EXERCISE INSTRUCTIONS.
Copy out every record below, word for word.

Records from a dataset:
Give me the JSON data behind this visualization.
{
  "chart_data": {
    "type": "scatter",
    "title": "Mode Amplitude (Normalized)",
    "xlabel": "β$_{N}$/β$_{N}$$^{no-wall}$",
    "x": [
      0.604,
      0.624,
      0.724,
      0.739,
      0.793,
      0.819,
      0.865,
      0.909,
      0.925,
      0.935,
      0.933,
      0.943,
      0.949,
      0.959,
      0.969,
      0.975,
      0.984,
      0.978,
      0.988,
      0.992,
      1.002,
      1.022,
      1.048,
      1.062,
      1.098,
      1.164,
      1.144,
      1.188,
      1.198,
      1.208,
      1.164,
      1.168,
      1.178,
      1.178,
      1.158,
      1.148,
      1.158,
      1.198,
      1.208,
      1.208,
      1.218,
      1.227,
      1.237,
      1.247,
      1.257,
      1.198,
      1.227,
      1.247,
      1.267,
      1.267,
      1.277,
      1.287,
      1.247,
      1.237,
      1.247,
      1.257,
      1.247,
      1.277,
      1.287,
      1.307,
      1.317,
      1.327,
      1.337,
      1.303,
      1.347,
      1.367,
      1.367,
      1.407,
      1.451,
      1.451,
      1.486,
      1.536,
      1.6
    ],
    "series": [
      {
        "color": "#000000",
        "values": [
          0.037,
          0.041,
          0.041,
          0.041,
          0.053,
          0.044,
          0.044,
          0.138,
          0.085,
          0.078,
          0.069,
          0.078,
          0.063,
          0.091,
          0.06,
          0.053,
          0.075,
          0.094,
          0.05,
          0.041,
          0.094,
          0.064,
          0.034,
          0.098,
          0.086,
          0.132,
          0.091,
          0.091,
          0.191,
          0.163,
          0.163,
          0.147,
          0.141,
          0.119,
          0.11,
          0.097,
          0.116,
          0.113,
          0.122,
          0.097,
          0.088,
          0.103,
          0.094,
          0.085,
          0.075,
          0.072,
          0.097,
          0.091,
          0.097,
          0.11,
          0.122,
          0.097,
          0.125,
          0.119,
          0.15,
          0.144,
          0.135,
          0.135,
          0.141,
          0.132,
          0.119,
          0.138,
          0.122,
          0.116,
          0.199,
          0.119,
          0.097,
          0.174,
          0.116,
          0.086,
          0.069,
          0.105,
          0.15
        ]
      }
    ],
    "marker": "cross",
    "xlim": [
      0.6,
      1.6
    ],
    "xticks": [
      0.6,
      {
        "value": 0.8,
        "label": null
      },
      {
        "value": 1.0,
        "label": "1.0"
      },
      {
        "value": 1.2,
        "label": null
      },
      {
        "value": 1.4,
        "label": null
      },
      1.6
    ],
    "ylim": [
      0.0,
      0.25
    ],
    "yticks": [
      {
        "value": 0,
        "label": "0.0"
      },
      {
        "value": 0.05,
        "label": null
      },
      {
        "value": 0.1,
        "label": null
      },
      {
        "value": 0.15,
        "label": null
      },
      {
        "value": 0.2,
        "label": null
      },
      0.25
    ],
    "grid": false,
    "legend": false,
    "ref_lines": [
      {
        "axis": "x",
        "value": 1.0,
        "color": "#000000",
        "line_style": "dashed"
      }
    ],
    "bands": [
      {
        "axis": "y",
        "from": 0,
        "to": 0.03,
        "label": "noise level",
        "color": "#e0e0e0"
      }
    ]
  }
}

EXERCISE RESPONSE.
Give me the JSON data behind this visualization.
{
  "chart_data": {
    "type": "scatter",
    "title": "Mode Amplitude (Normalized)",
    "xlabel": "β$_{N}$/β$_{N}$$^{no-wall}$",
    "x": [
      0.604,
      0.624,
      0.724,
      0.739,
      0.793,
      0.819,
      0.865,
      0.909,
      0.925,
      0.935,
      0.933,
      0.943,
      0.949,
      0.959,
      0.969,
      0.975,
      0.984,
      0.978,
      0.988,
      0.992,
      1.002,
      1.022,
      1.048,
      1.062,
      1.098,
      1.164,
      1.144,
      1.188,
      1.198,
      1.208,
      1.164,
      1.168,
      1.178,
      1.178,
      1.158,
      1.148,
      1.158,
      1.198,
      1.208,
      1.208,
      1.218,
      1.227,
      1.237,
      1.247,
      1.257,
      1.198,
      1.227,
      1.247,
      1.267,
      1.267,
      1.277,
      1.287,
      1.247,
      1.237,
      1.247,
      1.257,
      1.247,
      1.277,
      1.287,
      1.307,
      1.317,
      1.327,
      1.337,
      1.303,
      1.347,
      1.367,
      1.367,
      1.407,
      1.451,
      1.451,
      1.486,
      1.536,
      1.6
    ],
    "series": [
      {
        "color": "#000000",
        "values": [
          0.037,
          0.041,
          0.041,
          0.041,
          0.053,
          0.044,
          0.044,
          0.138,
          0.085,
          0.078,
          0.069,
          0.078,
          0.063,
          0.091,
          0.06,
          0.053,
          0.075,
          0.094,
          0.05,
          0.041,
          0.094,
          0.064,
          0.034,
          0.098,
          0.086,
          0.132,
          0.091,
          0.091,
          0.191,
          0.163,
          0.163,
          0.147,
          0.141,
          0.119,
          0.11,
          0.097,
          0.116,
          0.113,
          0.122,
          0.097,
          0.088,
          0.103,
          0.094,
          0.085,
          0.075,
          0.072,
          0.097,
          0.091,
          0.097,
          0.11,
          0.122,
          0.097,
          0.125,
          0.119,
          0.15,
          0.144,
          0.135,
          0.135,
          0.141,
          0.132,
          0.119,
          0.138,
          0.122,
          0.116,
          0.199,
          0.119,
          0.097,
          0.174,
          0.116,
          0.086,
          0.069,
          0.105,
          0.15
        ]
      }
    ],
    "marker": "cross",
    "xlim": [
      0.6,
      1.6
    ],
    "xticks": [
      0.6,
      {
        "value": 0.8,
        "label": null
      },
      {
        "value": 1.0,
        "label": "1.0"
      },
      {
        "value": 1.2,
        "label": null
      },
      {
        "value": 1.4,
        "label": null
      },
      1.6
    ],
    "ylim": [
      0.0,
      0.25
    ],
    "yticks": [
      {
        "value": 0,
        "label": "0.0"
      },
      {
        "value": 0.05,
        "label": null
      },
      {
        "value": 0.1,
        "label": null
      },
      {
        "value": 0.15,
        "label": null
      },
      {
        "value": 0.2,
        "label": null
      },
      0.25
    ],
    "grid": false,
    "legend": false,
    "ref_lines": [
      {
        "axis": "x",
        "value": 1.0,
        "color": "#000000",
        "line_style": "dashed"
      }
    ],
    "bands": [
      {
        "axis": "y",
        "from": 0,
        "to": 0.03,
        "label": "noise level",
        "color": "#e0e0e0"
      }
    ]
  }
}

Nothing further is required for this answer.